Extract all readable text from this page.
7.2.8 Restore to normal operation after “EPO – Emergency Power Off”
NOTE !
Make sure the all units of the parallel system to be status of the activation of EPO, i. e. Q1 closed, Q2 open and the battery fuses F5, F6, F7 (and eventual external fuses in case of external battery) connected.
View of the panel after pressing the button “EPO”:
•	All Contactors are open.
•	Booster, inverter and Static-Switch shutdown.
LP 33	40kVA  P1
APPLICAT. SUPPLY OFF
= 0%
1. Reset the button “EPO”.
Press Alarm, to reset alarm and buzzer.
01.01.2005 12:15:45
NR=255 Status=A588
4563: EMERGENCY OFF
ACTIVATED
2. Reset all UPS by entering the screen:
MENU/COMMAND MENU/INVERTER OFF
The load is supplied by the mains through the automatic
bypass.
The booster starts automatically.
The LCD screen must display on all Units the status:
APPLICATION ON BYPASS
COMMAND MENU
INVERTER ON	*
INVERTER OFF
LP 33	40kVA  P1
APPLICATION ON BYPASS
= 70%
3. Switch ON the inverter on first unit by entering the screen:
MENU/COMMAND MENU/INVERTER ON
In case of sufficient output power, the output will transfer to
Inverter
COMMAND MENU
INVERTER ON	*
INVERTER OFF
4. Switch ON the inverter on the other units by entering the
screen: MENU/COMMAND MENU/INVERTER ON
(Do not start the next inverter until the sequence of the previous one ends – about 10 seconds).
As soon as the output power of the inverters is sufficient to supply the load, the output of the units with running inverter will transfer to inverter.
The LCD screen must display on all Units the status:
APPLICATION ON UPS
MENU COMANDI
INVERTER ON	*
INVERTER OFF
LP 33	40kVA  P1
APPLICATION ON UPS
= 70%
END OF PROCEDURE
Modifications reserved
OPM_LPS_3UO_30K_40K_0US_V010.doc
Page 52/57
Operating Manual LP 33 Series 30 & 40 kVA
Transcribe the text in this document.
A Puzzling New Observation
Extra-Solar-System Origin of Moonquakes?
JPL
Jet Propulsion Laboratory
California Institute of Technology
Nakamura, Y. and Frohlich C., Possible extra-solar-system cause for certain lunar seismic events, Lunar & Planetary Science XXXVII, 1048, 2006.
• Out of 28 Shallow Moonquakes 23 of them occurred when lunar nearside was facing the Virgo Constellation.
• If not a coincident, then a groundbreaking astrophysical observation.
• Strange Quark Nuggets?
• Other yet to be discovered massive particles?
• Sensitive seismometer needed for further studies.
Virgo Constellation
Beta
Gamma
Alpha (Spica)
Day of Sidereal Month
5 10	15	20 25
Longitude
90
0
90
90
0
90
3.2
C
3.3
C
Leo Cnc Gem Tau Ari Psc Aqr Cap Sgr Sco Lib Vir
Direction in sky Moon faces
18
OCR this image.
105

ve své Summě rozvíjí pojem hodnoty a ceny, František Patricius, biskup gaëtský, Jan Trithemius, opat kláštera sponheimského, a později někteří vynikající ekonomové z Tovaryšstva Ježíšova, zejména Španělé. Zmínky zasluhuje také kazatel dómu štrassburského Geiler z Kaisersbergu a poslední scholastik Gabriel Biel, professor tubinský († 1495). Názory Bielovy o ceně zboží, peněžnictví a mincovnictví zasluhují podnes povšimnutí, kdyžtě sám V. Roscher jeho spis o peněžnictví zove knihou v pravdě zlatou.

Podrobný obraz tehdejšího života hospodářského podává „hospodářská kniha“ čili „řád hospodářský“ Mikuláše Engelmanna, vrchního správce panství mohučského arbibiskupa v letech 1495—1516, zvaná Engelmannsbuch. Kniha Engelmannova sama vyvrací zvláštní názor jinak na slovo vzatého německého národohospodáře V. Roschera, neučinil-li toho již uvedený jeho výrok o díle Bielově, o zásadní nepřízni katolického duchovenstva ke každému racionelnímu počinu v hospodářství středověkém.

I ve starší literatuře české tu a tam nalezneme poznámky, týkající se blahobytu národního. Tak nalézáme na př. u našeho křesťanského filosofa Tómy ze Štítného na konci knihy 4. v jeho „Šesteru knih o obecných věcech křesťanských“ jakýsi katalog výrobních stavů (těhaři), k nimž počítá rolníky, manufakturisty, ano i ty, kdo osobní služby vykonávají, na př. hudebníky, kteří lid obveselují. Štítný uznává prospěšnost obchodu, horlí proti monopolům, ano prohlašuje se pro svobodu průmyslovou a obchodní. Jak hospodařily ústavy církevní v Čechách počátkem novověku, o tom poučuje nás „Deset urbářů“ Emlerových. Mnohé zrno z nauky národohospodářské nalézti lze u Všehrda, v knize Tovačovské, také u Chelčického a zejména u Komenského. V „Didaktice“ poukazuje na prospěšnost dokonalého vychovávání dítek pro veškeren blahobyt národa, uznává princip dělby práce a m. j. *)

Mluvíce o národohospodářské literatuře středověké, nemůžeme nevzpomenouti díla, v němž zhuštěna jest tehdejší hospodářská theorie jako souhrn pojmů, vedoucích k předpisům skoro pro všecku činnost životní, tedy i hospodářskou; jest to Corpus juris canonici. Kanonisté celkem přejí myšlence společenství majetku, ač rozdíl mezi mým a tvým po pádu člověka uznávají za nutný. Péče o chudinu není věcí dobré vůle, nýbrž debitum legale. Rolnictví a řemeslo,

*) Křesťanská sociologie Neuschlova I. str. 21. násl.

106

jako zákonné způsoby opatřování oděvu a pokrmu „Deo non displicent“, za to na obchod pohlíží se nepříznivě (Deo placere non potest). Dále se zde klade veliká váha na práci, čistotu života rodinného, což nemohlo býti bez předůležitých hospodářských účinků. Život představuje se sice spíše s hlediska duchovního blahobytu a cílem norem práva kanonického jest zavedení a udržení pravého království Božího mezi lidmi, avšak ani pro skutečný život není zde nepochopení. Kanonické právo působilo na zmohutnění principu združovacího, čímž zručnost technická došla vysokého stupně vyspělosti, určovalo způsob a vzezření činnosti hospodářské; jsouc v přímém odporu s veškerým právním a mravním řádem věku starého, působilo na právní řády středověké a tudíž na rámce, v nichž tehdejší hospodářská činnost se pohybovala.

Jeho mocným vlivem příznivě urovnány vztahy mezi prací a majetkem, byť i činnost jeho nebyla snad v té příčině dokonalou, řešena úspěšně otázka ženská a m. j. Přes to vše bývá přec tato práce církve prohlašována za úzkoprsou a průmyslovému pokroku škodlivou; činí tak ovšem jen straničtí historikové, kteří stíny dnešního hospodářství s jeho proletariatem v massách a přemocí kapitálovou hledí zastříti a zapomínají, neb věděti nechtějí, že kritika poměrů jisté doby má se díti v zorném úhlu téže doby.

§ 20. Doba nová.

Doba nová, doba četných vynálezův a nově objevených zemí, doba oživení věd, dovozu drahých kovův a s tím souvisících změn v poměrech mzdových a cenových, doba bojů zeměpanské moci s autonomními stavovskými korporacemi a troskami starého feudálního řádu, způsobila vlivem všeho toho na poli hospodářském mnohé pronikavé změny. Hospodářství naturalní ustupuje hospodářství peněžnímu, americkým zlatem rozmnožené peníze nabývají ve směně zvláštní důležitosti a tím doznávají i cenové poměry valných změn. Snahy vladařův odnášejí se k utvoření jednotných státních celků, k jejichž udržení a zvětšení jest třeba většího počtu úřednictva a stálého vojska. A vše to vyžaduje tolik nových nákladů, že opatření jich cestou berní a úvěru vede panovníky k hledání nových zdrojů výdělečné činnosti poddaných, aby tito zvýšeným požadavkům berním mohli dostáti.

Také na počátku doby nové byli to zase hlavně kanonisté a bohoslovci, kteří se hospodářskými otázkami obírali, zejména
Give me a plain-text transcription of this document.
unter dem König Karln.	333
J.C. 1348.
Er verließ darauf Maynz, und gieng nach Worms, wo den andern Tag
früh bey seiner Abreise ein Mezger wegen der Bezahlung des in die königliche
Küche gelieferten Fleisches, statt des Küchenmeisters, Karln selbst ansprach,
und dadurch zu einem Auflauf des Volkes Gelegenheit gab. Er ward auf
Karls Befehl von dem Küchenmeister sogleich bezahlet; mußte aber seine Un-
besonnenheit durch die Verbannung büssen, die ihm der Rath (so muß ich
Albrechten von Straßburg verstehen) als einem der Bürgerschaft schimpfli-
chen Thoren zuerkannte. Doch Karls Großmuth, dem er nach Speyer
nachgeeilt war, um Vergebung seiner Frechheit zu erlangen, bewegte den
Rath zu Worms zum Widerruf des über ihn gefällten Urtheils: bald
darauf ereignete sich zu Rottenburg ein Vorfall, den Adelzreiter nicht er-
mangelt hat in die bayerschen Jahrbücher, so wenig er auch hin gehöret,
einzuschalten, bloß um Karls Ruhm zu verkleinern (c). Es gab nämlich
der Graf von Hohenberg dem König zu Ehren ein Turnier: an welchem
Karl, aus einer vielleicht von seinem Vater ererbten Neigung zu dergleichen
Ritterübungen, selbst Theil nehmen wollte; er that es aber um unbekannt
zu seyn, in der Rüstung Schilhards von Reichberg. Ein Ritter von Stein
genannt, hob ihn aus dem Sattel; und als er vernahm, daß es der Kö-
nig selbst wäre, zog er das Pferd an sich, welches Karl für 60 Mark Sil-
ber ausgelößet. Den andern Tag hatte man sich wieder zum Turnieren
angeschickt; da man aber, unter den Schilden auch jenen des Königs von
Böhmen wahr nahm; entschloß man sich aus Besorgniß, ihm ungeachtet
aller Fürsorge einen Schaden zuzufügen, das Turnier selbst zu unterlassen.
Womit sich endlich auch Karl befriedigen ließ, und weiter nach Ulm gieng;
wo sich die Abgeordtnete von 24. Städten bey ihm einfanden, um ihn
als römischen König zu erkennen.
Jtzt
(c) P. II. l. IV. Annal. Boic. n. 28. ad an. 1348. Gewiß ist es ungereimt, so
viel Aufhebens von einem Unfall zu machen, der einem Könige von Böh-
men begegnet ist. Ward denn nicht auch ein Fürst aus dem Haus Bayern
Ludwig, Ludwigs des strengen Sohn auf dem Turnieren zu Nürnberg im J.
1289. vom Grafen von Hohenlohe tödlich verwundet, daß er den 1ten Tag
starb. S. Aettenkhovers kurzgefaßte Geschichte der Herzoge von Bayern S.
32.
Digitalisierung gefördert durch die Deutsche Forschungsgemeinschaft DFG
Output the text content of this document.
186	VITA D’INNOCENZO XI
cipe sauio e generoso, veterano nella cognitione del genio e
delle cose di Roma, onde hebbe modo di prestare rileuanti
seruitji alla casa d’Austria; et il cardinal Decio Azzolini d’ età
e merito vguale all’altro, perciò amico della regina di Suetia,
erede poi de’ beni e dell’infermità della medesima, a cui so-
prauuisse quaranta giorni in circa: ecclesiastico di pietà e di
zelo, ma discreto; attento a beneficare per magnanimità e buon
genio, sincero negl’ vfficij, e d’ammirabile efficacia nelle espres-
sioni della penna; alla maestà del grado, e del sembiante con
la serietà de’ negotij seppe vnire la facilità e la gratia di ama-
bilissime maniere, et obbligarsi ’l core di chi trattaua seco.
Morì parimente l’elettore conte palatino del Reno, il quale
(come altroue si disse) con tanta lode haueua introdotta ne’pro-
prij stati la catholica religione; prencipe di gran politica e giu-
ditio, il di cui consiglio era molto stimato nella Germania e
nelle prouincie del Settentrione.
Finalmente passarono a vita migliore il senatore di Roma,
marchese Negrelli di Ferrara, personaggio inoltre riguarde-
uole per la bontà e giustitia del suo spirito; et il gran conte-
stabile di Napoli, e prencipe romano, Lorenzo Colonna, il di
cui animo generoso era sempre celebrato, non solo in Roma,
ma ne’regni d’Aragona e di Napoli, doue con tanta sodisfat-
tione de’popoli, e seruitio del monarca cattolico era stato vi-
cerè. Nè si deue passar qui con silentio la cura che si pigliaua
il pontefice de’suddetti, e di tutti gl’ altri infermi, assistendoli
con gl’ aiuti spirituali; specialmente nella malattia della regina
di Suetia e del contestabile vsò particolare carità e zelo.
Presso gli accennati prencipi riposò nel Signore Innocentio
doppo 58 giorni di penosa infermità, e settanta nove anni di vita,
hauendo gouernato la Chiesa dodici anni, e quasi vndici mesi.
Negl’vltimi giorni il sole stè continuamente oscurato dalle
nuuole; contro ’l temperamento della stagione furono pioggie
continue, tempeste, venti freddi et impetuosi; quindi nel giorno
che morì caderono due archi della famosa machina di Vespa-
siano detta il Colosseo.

-- -- --

= Given exercise =
Extract every line above containing the word "case".

= The completed task =
Make sure the all units of the parallel system to be status of the activation of EPO, i. e. Q1 closed, Q2 open and the battery fuses F5, F6, F7 (and eventual external fuses in case of external battery) connected.
In case of sufficient output power, the output will transfer to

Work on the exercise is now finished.